**Given task**
Set the pictures aside and set down only the lines from the line holding "Extract the structured" through the end of the entries below, ends included.

**Data for the task**
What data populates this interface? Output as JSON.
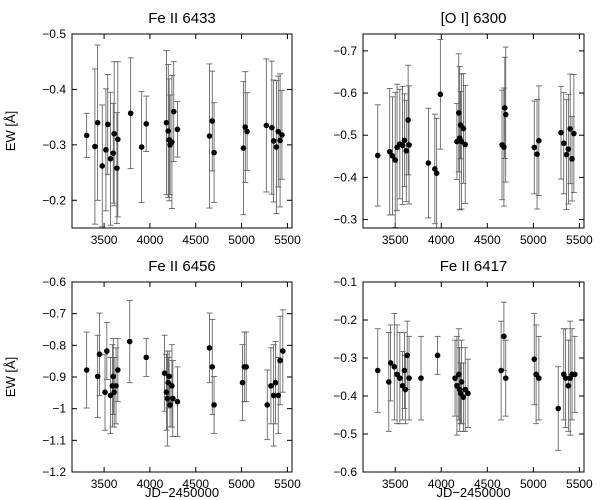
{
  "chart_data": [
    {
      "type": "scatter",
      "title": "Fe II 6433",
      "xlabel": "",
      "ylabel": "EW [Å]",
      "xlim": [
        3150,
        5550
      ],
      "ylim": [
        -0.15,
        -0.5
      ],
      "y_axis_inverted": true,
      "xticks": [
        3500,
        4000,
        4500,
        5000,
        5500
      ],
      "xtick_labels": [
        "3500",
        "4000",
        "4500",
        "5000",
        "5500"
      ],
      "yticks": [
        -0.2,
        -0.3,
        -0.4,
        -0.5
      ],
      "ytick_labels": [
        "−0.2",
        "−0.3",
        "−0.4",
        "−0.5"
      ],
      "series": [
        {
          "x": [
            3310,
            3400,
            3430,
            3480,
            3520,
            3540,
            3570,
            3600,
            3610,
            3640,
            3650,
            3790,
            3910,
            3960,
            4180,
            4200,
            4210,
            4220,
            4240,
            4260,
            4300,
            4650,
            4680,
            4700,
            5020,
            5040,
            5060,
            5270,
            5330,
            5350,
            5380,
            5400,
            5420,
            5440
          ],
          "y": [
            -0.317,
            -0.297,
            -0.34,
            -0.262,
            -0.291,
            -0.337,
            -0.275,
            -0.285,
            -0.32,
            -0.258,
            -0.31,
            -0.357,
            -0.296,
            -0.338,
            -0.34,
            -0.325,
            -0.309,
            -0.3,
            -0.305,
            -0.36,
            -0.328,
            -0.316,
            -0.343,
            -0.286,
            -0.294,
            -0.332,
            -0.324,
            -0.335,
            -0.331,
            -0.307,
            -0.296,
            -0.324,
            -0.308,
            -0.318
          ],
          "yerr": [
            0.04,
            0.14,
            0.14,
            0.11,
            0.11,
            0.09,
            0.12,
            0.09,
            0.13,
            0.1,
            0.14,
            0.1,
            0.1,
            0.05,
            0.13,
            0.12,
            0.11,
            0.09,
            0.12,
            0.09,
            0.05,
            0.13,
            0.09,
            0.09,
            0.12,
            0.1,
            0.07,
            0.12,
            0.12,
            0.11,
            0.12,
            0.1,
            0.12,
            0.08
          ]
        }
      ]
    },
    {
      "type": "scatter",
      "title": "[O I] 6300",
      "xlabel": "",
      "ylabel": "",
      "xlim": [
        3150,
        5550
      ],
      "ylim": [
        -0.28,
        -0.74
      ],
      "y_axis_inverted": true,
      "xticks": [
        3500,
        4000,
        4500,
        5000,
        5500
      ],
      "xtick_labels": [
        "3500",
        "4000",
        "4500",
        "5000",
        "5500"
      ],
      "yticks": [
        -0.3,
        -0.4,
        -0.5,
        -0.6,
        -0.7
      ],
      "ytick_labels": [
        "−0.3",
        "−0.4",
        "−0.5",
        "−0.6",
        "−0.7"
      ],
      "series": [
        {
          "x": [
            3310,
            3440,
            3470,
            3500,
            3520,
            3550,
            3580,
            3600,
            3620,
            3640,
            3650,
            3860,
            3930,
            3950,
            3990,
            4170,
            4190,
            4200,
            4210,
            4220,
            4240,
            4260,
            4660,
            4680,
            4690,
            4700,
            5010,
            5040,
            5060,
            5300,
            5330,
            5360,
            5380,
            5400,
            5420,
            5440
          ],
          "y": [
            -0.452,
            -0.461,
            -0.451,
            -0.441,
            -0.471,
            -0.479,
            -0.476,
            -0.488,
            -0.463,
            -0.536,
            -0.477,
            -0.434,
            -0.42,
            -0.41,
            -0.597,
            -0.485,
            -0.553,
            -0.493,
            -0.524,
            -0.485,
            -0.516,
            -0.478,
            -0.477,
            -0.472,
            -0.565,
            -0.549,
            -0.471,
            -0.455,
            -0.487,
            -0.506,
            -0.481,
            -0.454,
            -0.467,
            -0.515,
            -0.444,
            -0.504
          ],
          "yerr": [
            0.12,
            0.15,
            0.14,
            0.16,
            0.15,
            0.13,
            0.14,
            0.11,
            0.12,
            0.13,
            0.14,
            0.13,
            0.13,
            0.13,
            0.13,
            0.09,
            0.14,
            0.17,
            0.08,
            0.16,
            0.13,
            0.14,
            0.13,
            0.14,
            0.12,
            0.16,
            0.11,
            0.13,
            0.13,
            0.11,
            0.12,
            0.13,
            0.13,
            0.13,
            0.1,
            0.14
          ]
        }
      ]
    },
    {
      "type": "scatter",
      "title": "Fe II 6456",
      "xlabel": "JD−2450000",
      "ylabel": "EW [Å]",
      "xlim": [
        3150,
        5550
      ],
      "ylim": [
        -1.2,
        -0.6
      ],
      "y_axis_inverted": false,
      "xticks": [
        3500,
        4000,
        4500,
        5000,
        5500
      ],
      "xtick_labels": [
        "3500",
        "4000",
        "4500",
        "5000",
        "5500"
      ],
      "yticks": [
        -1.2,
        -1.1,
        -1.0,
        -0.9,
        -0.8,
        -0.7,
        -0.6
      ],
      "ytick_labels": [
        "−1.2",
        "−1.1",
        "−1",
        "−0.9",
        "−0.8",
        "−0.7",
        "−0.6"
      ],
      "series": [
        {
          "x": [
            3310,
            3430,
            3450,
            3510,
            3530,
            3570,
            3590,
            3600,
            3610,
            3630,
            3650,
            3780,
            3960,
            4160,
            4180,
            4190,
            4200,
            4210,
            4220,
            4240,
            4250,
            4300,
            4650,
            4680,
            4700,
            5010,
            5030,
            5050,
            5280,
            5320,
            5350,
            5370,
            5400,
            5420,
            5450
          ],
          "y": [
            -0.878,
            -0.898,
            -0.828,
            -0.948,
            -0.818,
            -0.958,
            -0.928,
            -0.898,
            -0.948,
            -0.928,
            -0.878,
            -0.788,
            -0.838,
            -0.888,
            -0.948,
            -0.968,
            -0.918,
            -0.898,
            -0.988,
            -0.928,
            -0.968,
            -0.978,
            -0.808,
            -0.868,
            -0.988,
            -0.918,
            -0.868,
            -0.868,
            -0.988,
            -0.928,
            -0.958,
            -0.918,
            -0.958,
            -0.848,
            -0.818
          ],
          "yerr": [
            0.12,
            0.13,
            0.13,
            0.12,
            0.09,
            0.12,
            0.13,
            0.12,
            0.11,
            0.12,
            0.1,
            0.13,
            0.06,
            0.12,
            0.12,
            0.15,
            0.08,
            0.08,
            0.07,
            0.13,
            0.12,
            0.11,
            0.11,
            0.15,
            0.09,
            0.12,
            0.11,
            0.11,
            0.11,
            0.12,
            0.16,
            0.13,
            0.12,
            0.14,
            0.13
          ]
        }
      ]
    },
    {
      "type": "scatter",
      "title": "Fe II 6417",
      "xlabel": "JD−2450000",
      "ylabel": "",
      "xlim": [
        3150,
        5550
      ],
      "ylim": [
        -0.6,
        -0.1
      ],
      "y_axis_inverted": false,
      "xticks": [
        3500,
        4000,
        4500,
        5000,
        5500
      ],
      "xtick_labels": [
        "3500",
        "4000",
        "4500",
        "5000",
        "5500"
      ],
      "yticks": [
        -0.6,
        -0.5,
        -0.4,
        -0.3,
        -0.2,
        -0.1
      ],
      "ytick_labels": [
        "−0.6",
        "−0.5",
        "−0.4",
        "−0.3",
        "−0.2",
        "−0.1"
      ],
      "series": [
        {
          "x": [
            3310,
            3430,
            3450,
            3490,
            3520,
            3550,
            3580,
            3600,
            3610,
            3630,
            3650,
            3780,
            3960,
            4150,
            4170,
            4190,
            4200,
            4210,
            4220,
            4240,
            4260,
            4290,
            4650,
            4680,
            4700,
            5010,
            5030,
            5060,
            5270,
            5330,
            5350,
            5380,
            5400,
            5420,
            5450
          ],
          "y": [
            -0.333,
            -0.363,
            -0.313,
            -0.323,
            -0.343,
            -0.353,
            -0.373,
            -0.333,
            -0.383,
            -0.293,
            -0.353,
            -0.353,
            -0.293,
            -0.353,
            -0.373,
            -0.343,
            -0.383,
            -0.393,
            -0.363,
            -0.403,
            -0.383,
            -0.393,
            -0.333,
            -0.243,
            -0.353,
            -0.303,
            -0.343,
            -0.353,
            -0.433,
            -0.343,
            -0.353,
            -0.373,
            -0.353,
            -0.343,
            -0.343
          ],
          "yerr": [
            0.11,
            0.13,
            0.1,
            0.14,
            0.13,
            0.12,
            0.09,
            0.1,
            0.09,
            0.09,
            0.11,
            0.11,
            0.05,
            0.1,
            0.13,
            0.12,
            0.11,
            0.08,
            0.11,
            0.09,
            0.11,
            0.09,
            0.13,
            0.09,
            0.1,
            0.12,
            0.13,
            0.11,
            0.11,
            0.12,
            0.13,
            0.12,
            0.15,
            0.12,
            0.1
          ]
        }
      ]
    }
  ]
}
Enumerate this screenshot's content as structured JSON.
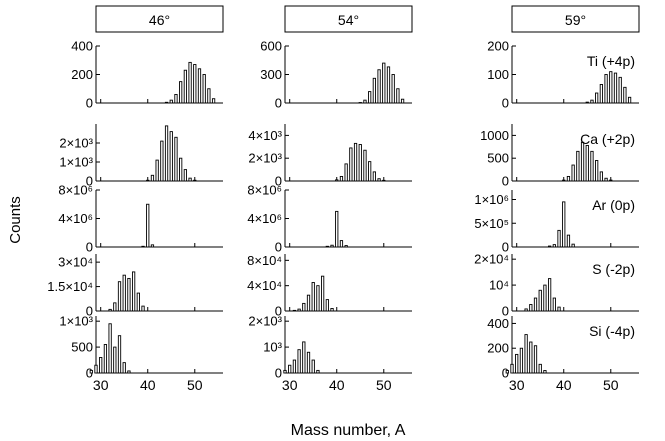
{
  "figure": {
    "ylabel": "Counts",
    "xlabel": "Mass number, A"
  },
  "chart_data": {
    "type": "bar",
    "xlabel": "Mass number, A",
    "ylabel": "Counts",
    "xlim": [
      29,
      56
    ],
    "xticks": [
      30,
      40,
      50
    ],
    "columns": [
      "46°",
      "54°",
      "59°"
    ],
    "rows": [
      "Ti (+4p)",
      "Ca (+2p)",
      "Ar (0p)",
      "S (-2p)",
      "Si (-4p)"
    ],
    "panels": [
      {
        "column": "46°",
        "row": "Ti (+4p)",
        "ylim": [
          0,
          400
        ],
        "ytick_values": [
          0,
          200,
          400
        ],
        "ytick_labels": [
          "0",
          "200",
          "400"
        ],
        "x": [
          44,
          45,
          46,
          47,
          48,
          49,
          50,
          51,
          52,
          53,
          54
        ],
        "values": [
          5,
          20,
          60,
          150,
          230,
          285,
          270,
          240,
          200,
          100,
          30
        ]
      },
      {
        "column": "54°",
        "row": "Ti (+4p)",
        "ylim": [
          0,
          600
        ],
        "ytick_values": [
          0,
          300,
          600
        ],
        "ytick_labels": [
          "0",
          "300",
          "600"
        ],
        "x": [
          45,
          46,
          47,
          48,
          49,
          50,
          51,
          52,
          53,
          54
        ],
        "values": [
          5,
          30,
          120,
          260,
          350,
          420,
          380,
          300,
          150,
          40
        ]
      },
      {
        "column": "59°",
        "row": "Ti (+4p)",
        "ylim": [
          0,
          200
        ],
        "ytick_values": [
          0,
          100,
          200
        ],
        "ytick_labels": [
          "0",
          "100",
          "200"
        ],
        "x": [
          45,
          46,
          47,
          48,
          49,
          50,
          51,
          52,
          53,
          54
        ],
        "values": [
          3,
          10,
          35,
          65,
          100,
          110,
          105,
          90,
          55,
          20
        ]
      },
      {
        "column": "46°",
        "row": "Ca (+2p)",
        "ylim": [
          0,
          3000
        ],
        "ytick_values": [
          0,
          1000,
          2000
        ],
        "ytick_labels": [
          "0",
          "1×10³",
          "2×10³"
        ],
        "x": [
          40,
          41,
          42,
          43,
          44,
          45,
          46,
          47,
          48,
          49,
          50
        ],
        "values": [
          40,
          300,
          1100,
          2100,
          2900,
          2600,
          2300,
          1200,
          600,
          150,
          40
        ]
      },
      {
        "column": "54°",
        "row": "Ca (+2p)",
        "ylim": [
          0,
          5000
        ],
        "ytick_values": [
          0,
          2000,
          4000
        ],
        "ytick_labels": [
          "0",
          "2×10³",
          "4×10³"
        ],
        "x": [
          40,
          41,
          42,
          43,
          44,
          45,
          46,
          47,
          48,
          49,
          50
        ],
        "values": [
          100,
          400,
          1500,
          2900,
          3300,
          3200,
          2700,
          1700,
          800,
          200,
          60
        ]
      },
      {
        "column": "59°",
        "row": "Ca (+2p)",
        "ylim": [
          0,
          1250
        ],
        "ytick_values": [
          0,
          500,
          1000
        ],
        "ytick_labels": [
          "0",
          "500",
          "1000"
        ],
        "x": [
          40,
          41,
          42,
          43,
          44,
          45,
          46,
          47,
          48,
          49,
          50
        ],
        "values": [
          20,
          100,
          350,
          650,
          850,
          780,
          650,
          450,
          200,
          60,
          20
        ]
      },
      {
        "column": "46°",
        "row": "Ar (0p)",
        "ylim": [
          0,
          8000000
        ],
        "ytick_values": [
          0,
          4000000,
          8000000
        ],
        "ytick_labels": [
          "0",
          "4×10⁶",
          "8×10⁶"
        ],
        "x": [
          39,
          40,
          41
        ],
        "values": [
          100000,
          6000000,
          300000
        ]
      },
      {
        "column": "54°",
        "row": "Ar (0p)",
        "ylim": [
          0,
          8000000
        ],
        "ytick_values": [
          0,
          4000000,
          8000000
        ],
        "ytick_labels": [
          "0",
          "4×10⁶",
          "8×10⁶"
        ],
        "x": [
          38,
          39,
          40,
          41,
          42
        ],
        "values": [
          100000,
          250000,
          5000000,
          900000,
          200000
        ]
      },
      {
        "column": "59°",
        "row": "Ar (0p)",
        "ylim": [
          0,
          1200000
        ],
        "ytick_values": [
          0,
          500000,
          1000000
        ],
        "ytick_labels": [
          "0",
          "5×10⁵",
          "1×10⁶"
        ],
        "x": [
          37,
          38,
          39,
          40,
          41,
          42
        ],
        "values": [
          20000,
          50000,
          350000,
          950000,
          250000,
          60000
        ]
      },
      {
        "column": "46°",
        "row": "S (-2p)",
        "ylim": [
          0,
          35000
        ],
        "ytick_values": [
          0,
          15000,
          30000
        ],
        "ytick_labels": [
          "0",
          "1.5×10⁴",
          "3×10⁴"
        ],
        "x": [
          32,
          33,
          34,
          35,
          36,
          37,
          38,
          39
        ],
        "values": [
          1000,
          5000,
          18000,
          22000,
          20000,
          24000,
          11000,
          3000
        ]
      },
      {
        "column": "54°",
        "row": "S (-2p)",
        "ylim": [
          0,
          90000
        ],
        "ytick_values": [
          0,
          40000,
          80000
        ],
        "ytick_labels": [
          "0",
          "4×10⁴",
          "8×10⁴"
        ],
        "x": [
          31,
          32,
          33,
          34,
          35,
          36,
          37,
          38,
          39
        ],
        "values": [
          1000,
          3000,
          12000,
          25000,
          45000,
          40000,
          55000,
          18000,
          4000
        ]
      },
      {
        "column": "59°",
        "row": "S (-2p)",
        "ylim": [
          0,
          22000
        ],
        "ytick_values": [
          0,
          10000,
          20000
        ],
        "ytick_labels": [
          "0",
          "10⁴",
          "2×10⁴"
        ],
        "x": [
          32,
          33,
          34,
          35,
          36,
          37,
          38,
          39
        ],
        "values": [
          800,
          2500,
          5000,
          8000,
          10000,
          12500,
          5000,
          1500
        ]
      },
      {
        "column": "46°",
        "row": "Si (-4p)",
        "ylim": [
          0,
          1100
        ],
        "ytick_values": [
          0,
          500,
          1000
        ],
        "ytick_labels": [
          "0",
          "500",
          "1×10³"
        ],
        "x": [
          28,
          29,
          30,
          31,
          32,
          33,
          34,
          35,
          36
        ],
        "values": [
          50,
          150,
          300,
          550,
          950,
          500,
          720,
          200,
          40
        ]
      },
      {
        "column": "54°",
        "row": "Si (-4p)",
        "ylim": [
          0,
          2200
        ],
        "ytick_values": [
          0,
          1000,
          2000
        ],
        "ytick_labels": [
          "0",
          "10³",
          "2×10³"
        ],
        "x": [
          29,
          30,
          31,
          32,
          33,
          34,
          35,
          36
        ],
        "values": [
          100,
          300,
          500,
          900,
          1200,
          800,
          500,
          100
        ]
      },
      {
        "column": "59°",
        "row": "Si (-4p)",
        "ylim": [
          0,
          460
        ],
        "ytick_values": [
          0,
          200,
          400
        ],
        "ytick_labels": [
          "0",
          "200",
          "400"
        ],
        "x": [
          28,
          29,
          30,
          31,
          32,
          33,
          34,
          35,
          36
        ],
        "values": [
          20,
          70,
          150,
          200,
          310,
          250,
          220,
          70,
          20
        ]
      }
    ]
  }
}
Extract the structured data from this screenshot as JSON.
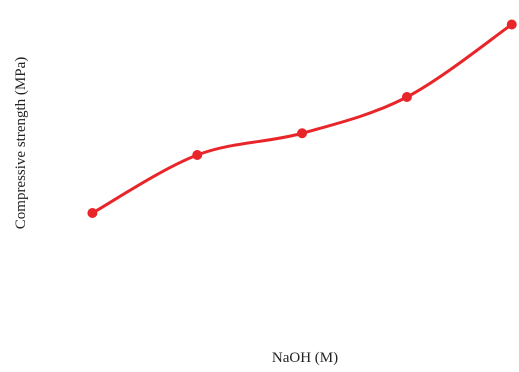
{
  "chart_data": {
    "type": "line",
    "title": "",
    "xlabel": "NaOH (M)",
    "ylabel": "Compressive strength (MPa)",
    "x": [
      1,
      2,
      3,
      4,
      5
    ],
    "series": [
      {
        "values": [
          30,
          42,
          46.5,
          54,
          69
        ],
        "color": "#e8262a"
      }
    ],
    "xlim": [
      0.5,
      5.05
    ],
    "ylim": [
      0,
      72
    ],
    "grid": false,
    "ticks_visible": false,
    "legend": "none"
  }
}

**Written response**
Extract the structured data from this screenshot as JSON.
{
  "chart_data": {
    "type": "line",
    "title": "",
    "xlabel": "NaOH (M)",
    "ylabel": "Compressive strength (MPa)",
    "x": [
      1,
      2,
      3,
      4,
      5
    ],
    "series": [
      {
        "values": [
          30,
          42,
          46.5,
          54,
          69
        ],
        "color": "#e8262a"
      }
    ],
    "xlim": [
      0.5,
      5.05
    ],
    "ylim": [
      0,
      72
    ],
    "grid": false,
    "ticks_visible": false,
    "legend": "none"
  }
}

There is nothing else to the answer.